- [GOAL]
Write out the complete material exactly as it stands.

- [EXTRACTED INFORMATION]
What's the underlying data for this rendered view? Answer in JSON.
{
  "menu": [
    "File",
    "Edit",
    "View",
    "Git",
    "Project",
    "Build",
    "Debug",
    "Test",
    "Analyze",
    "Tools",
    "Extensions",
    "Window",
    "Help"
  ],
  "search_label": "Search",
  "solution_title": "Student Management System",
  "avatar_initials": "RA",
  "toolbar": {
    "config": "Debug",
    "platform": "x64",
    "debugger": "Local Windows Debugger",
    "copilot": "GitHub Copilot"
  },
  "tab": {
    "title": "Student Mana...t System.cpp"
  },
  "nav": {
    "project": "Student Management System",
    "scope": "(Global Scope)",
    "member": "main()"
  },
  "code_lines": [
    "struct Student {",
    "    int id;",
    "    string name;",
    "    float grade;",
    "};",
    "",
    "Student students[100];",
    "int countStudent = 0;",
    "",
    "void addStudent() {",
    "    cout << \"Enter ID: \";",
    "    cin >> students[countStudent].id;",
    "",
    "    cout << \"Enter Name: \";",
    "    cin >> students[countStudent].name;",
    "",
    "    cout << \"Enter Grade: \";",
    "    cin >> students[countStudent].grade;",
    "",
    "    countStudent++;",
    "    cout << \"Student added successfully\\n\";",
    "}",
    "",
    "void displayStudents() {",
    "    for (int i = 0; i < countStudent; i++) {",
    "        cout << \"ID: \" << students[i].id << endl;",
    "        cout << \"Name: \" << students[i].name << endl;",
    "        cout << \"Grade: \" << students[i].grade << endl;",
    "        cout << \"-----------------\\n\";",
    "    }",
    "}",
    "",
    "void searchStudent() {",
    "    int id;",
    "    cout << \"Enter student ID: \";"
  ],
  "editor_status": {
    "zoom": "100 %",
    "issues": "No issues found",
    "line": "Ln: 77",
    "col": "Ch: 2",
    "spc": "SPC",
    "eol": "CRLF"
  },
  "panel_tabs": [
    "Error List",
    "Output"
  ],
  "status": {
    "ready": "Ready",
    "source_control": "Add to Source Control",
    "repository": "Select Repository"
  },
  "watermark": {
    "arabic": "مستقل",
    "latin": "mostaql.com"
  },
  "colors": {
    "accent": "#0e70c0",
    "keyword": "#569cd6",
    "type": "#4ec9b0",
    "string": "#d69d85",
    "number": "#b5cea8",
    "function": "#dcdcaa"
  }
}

- [SOLUTION FOR THIS EXERCISE]
What's the underlying data for this rendered view? Answer in JSON.
{
  "menu": [
    "File",
    "Edit",
    "View",
    "Git",
    "Project",
    "Build",
    "Debug",
    "Test",
    "Analyze",
    "Tools",
    "Extensions",
    "Window",
    "Help"
  ],
  "search_label": "Search",
  "solution_title": "Student Management System",
  "avatar_initials": "RA",
  "toolbar": {
    "config": "Debug",
    "platform": "x64",
    "debugger": "Local Windows Debugger",
    "copilot": "GitHub Copilot"
  },
  "tab": {
    "title": "Student Mana...t System.cpp"
  },
  "nav": {
    "project": "Student Management System",
    "scope": "(Global Scope)",
    "member": "main()"
  },
  "code_lines": [
    "struct Student {",
    "    int id;",
    "    string name;",
    "    float grade;",
    "};",
    "",
    "Student students[100];",
    "int countStudent = 0;",
    "",
    "void addStudent() {",
    "    cout << \"Enter ID: \";",
    "    cin >> students[countStudent].id;",
    "",
    "    cout << \"Enter Name: \";",
    "    cin >> students[countStudent].name;",
    "",
    "    cout << \"Enter Grade: \";",
    "    cin >> students[countStudent].grade;",
    "",
    "    countStudent++;",
    "    cout << \"Student added successfully\\n\";",
    "}",
    "",
    "void displayStudents() {",
    "    for (int i = 0; i < countStudent; i++) {",
    "        cout << \"ID: \" << students[i].id << endl;",
    "        cout << \"Name: \" << students[i].name << endl;",
    "        cout << \"Grade: \" << students[i].grade << endl;",
    "        cout << \"-----------------\\n\";",
    "    }",
    "}",
    "",
    "void searchStudent() {",
    "    int id;",
    "    cout << \"Enter student ID: \";"
  ],
  "editor_status": {
    "zoom": "100 %",
    "issues": "No issues found",
    "line": "Ln: 77",
    "col": "Ch: 2",
    "spc": "SPC",
    "eol": "CRLF"
  },
  "panel_tabs": [
    "Error List",
    "Output"
  ],
  "status": {
    "ready": "Ready",
    "source_control": "Add to Source Control",
    "repository": "Select Repository"
  },
  "watermark": {
    "arabic": "مستقل",
    "latin": "mostaql.com"
  },
  "colors": {
    "accent": "#0e70c0",
    "keyword": "#569cd6",
    "type": "#4ec9b0",
    "string": "#d69d85",
    "number": "#b5cea8",
    "function": "#dcdcaa"
  }
}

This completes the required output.